▸ Written request: Reproduce the material below word for word, keeping every line as it appears.

▸ Rows:
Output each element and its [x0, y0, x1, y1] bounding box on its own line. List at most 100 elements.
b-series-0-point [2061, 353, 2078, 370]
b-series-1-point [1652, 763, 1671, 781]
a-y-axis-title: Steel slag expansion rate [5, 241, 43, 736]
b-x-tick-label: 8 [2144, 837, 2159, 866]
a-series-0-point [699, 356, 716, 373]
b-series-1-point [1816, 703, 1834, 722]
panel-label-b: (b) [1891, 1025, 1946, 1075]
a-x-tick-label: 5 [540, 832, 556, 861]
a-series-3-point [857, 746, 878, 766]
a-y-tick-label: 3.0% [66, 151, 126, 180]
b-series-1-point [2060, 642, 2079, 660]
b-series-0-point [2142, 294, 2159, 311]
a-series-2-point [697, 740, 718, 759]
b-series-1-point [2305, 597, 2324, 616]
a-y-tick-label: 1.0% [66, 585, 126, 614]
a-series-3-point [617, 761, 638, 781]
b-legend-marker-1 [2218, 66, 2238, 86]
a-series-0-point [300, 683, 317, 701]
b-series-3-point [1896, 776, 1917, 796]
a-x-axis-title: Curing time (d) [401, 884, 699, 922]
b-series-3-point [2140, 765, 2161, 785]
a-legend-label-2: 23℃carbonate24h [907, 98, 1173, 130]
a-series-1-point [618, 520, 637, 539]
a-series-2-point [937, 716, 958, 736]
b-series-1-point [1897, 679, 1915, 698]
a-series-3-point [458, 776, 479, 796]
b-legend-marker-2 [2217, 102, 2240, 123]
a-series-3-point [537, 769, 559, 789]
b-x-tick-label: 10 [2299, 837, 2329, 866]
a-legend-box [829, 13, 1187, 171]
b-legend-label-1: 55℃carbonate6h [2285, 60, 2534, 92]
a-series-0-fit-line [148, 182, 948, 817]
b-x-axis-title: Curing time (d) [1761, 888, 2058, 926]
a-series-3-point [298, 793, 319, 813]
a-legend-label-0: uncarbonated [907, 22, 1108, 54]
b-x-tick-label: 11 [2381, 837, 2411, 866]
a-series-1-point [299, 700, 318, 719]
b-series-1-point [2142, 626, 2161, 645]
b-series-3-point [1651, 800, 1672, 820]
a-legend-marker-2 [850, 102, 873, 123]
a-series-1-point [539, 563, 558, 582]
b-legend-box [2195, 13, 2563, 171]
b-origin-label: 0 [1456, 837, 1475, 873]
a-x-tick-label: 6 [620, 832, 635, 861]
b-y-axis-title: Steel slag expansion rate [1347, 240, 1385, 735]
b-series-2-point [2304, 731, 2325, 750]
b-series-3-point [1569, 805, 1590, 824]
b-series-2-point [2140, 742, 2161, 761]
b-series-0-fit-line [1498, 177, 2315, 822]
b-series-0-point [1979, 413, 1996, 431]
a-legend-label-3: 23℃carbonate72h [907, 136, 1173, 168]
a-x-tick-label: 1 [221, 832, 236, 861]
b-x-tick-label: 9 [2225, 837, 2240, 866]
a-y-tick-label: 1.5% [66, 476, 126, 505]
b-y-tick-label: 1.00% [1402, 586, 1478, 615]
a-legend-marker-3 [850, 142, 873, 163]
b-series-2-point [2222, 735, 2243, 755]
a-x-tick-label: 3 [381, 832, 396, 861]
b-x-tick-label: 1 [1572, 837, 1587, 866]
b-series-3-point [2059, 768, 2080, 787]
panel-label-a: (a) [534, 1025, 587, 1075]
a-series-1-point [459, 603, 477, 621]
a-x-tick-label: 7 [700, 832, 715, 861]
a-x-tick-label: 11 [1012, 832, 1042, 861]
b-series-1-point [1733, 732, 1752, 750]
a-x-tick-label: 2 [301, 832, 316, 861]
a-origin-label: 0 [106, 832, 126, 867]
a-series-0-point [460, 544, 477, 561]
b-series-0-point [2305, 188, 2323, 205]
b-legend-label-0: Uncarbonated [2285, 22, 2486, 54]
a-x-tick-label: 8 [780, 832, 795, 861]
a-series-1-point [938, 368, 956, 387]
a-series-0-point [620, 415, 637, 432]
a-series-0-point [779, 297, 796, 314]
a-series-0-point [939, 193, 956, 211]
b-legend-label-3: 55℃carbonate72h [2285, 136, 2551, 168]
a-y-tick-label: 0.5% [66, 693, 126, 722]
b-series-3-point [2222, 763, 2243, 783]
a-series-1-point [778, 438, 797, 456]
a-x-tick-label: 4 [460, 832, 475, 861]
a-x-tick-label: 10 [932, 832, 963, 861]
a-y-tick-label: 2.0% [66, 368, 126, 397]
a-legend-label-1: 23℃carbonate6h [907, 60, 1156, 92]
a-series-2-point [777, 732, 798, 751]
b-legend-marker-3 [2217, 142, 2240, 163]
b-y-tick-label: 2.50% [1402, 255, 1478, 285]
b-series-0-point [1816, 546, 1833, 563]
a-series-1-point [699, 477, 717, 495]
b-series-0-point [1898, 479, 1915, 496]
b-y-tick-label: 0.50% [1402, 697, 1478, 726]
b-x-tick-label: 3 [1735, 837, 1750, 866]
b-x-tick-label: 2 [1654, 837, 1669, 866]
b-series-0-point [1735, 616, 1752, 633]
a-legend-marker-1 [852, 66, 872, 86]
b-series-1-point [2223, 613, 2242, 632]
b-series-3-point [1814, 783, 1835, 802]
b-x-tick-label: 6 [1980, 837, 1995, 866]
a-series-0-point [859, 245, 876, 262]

▸ Answer for this exercise:
Output each element and its [x0, y0, x1, y1] bounding box on its own line. List at most 100 elements.
b-series-0-point [2061, 353, 2078, 370]
b-series-1-point [1652, 763, 1671, 781]
a-y-axis-title: Steel slag expansion rate [5, 241, 43, 736]
b-x-tick-label: 8 [2144, 837, 2159, 866]
a-series-0-point [699, 356, 716, 373]
b-series-1-point [1816, 703, 1834, 722]
panel-label-b: (b) [1891, 1025, 1946, 1075]
a-x-tick-label: 5 [540, 832, 556, 861]
a-series-3-point [857, 746, 878, 766]
a-y-tick-label: 3.0% [66, 151, 126, 180]
b-series-1-point [2060, 642, 2079, 660]
b-series-0-point [2142, 294, 2159, 311]
a-series-2-point [697, 740, 718, 759]
b-series-1-point [2305, 597, 2324, 616]
a-y-tick-label: 1.0% [66, 585, 126, 614]
a-series-3-point [617, 761, 638, 781]
b-legend-marker-1 [2218, 66, 2238, 86]
a-series-0-point [300, 683, 317, 701]
b-series-3-point [1896, 776, 1917, 796]
a-x-axis-title: Curing time (d) [401, 884, 699, 922]
b-series-3-point [2140, 765, 2161, 785]
a-legend-label-2: 23℃carbonate24h [907, 98, 1173, 130]
a-series-1-point [618, 520, 637, 539]
a-series-2-point [937, 716, 958, 736]
b-series-1-point [1897, 679, 1915, 698]
a-series-3-point [458, 776, 479, 796]
b-legend-marker-2 [2217, 102, 2240, 123]
a-series-3-point [537, 769, 559, 789]
b-x-tick-label: 10 [2299, 837, 2329, 866]
a-legend-box [829, 13, 1187, 171]
b-legend-label-1: 55℃carbonate6h [2285, 60, 2534, 92]
a-series-0-fit-line [148, 182, 948, 817]
b-x-axis-title: Curing time (d) [1761, 888, 2058, 926]
a-series-3-point [298, 793, 319, 813]
a-legend-label-0: uncarbonated [907, 22, 1108, 54]
b-x-tick-label: 11 [2381, 837, 2411, 866]
a-series-1-point [299, 700, 318, 719]
b-series-1-point [2142, 626, 2161, 645]
b-series-3-point [1651, 800, 1672, 820]
a-legend-marker-2 [850, 102, 873, 123]
a-series-1-point [539, 563, 558, 582]
b-legend-box [2195, 13, 2563, 171]
b-origin-label: 0 [1456, 837, 1475, 873]
a-x-tick-label: 6 [620, 832, 635, 861]
b-y-axis-title: Steel slag expansion rate [1347, 240, 1385, 735]
b-series-2-point [2304, 731, 2325, 750]
b-series-3-point [1569, 805, 1590, 824]
b-series-2-point [2140, 742, 2161, 761]
b-series-0-fit-line [1498, 177, 2315, 822]
b-series-0-point [1979, 413, 1996, 431]
a-legend-label-3: 23℃carbonate72h [907, 136, 1173, 168]
a-x-tick-label: 1 [221, 832, 236, 861]
b-x-tick-label: 9 [2225, 837, 2240, 866]
a-y-tick-label: 1.5% [66, 476, 126, 505]
b-y-tick-label: 1.00% [1402, 586, 1478, 615]
a-legend-marker-3 [850, 142, 873, 163]
b-series-2-point [2222, 735, 2243, 755]
a-x-tick-label: 3 [381, 832, 396, 861]
b-x-tick-label: 1 [1572, 837, 1587, 866]
b-series-3-point [2059, 768, 2080, 787]
panel-label-a: (a) [534, 1025, 587, 1075]
a-series-1-point [459, 603, 477, 621]
a-x-tick-label: 7 [700, 832, 715, 861]
a-x-tick-label: 11 [1012, 832, 1042, 861]
b-series-1-point [1733, 732, 1752, 750]
a-x-tick-label: 2 [301, 832, 316, 861]
a-origin-label: 0 [106, 832, 126, 867]
a-series-0-point [460, 544, 477, 561]
b-series-0-point [2305, 188, 2323, 205]
b-legend-label-0: Uncarbonated [2285, 22, 2486, 54]
a-x-tick-label: 8 [780, 832, 795, 861]
a-series-1-point [938, 368, 956, 387]
a-series-0-point [620, 415, 637, 432]
a-series-0-point [779, 297, 796, 314]
a-series-0-point [939, 193, 956, 211]
b-legend-label-3: 55℃carbonate72h [2285, 136, 2551, 168]
a-y-tick-label: 0.5% [66, 693, 126, 722]
b-series-3-point [2222, 763, 2243, 783]
a-series-1-point [778, 438, 797, 456]
a-x-tick-label: 4 [460, 832, 475, 861]
a-x-tick-label: 10 [932, 832, 963, 861]
a-y-tick-label: 2.0% [66, 368, 126, 397]
a-legend-label-1: 23℃carbonate6h [907, 60, 1156, 92]
a-series-2-point [777, 732, 798, 751]
b-legend-marker-3 [2217, 142, 2240, 163]
b-y-tick-label: 2.50% [1402, 255, 1478, 285]
b-series-0-point [1816, 546, 1833, 563]
a-series-1-point [699, 477, 717, 495]
b-series-0-point [1898, 479, 1915, 496]
b-y-tick-label: 0.50% [1402, 697, 1478, 726]
b-x-tick-label: 3 [1735, 837, 1750, 866]
b-x-tick-label: 2 [1654, 837, 1669, 866]
b-series-0-point [1735, 616, 1752, 633]
a-legend-marker-1 [852, 66, 872, 86]
b-series-1-point [2223, 613, 2242, 632]
b-series-3-point [1814, 783, 1835, 802]
b-x-tick-label: 6 [1980, 837, 1995, 866]
a-series-0-point [859, 245, 876, 262]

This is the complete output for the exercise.